* [Provided passage]:
====================
Re: JPA in practice

From:
Tom Anderson <twic@urchin.earth.li>
Newsgroups:
comp.lang.java.programmer
Date:
Wed, 12 Aug 2009 13:34:17 +0100
Message-ID:
<alpine.DEB.1.10.0908121320070.15811@urchin.earth.li>
On Tue, 11 Aug 2009, Lew wrote:

Tom Anderson wrote:

Is there a convenient way to write code that gets an injected EntityManager
in a managed environment, but arranges its own provision in an unmanaged
one? Is that a meaningful thing to ask for?


I have a way, but I won't know if it works until I succeed at getting an
injected one. Then I can compare the two scenarios.

For the factory:

public class Persistuff
{
 public static final String PUNIT = "projectPU";

 @PersistenceUnit( unitName=PUNIT )
 private static EntityManagerFactory emf;

 private static final EntityManagerFactory EMFCANON =
   Persistence.createEntityManagerFactory( PUNIT );

 public static EntityManagerFactory getEmf()
 {
   return (emf == null? EMFCANON : emf);
 }
}

For the manager:
<http://java.sun.com/javaee/5/docs/tutorial/doc/bnbrm.html#bnbrp>

public class Bizzniss
{
 @PersistenceContext
   private EntityManager em;

 public void run()
====================
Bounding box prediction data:
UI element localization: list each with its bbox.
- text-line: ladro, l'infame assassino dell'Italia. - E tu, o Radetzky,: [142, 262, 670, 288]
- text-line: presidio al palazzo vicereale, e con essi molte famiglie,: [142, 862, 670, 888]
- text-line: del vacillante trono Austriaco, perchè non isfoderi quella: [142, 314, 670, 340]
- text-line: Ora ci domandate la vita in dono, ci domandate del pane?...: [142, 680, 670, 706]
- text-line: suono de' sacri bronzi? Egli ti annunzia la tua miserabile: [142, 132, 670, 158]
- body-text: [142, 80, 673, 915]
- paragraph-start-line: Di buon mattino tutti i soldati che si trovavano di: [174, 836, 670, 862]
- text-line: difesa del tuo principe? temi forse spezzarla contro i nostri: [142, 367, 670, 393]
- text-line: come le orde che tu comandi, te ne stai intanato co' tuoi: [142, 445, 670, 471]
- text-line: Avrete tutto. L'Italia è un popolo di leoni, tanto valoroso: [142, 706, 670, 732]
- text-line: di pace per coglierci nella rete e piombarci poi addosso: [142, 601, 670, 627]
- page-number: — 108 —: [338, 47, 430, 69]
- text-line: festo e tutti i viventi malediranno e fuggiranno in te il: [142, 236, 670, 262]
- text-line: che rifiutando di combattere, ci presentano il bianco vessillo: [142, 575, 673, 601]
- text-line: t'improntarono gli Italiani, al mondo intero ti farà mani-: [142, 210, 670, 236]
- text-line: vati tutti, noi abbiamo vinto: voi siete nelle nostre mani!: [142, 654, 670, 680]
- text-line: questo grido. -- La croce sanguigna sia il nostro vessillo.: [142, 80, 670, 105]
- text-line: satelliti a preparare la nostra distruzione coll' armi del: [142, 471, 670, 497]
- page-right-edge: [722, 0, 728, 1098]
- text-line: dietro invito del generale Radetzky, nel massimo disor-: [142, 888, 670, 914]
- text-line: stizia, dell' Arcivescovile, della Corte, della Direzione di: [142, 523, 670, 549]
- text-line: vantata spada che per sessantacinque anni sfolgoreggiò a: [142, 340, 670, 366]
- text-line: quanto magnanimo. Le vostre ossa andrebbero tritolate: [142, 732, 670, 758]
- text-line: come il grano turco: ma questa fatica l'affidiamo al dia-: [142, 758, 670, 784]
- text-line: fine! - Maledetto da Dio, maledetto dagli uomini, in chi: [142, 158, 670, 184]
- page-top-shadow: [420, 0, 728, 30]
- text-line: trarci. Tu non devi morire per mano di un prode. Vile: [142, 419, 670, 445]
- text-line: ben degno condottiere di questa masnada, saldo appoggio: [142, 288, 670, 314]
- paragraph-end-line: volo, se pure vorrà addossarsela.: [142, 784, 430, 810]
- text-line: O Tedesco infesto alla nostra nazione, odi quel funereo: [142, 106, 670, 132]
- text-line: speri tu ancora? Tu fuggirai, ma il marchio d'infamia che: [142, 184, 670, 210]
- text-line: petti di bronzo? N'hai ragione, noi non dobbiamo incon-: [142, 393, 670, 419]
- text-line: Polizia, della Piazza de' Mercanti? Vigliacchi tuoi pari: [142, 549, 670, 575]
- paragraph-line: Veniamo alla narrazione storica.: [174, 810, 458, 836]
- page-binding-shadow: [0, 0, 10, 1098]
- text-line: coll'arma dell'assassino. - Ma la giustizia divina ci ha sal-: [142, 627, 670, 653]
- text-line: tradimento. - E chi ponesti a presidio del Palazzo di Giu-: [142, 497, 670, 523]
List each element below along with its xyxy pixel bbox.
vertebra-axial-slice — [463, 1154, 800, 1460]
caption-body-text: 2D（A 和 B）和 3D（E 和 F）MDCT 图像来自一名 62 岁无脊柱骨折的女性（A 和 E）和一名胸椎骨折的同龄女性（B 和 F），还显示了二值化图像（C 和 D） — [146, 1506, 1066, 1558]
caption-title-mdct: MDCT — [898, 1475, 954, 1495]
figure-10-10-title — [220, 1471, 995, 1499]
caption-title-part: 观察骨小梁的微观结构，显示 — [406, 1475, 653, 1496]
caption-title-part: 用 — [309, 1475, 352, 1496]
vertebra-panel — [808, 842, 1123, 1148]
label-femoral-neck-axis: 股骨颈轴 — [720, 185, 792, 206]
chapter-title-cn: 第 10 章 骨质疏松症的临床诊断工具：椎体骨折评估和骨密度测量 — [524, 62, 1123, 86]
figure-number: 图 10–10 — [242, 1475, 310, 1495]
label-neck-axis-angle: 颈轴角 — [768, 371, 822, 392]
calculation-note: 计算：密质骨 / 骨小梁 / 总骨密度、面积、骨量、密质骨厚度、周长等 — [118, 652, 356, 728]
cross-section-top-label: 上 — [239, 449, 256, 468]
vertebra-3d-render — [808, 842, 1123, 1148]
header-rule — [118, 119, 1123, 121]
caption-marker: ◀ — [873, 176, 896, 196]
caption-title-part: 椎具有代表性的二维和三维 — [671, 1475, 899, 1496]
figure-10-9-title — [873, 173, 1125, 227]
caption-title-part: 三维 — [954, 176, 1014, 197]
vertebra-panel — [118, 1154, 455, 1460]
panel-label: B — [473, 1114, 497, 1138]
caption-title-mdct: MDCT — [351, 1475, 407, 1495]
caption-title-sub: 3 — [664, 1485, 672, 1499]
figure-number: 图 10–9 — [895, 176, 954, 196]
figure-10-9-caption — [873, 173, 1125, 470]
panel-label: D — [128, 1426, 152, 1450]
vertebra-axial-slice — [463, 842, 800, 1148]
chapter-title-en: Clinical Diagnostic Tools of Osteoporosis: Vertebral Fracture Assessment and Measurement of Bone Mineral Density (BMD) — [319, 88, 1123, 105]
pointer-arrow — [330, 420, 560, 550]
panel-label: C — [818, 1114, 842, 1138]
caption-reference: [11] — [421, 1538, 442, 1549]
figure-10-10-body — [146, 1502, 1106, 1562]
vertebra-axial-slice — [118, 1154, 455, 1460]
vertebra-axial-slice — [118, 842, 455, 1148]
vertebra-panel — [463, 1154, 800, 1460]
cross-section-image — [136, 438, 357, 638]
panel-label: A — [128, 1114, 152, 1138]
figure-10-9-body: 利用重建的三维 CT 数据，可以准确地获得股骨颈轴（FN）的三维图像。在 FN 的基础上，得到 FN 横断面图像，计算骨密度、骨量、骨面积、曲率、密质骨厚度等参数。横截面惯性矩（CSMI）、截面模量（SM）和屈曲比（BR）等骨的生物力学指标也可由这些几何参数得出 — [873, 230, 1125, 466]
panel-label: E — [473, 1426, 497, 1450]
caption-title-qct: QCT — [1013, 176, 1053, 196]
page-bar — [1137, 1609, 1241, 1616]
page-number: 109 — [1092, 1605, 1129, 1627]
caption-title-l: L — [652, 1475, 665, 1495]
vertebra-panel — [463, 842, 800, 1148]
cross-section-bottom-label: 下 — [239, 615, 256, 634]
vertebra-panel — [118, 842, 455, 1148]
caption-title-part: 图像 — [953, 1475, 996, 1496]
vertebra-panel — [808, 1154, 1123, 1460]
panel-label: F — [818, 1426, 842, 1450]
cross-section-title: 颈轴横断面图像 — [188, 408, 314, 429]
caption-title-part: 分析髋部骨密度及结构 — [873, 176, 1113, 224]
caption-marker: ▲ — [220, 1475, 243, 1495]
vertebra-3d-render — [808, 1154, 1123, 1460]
====================
* [Using the information]:
[1] Check each statement below against the newsgroup post about JPA and mark it yes or no, quoting the words from the post that decide it. (a) The post was sent to the newsgroup comp.lang.java.programmer. (b) The persistence unit name assigned to PUNIT is "projectPU". (c) The post says the described method has already been confirmed to work.
[2] List every header field label that appears at the top of the newsgroup post about JPA.
[3] In the newsgroup post about JPA, what does the getEmf() method return when emf is null?

* [Task-by-task answers]:
[1]
(a) Yes: "comp.lang.java.programmer"
(b) Yes: "public static final String PUNIT = "projectPU";"
(c) No: "I have a way, but I won't know if it works until I succeed at getting an injected one."

[2] From, Newsgroups, Date, Message-ID

[3] It returns EMFCANON.